WRITTEN EXERCISE
Reproduce the material in full, unchanged.
____ MATERIALS PROVIDED
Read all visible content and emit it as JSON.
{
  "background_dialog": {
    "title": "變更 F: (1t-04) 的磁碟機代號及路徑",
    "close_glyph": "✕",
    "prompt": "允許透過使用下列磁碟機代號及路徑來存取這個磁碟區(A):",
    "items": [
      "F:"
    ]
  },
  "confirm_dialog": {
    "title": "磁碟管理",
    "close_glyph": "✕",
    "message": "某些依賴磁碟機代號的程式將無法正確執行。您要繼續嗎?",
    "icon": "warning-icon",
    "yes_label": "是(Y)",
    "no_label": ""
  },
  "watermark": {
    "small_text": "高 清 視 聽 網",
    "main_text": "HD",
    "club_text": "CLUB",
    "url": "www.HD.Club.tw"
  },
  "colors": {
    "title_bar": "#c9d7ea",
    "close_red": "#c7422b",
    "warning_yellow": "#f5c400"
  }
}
________
IN RESPONSE
Read all visible content and emit it as JSON.
{
  "background_dialog": {
    "title": "變更 F: (1t-04) 的磁碟機代號及路徑",
    "close_glyph": "✕",
    "prompt": "允許透過使用下列磁碟機代號及路徑來存取這個磁碟區(A):",
    "items": [
      "F:"
    ]
  },
  "confirm_dialog": {
    "title": "磁碟管理",
    "close_glyph": "✕",
    "message": "某些依賴磁碟機代號的程式將無法正確執行。您要繼續嗎?",
    "icon": "warning-icon",
    "yes_label": "是(Y)",
    "no_label": ""
  },
  "watermark": {
    "small_text": "高 清 視 聽 網",
    "main_text": "HD",
    "club_text": "CLUB",
    "url": "www.HD.Club.tw"
  },
  "colors": {
    "title_bar": "#c9d7ea",
    "close_red": "#c7422b",
    "warning_yellow": "#f5c400"
  }
}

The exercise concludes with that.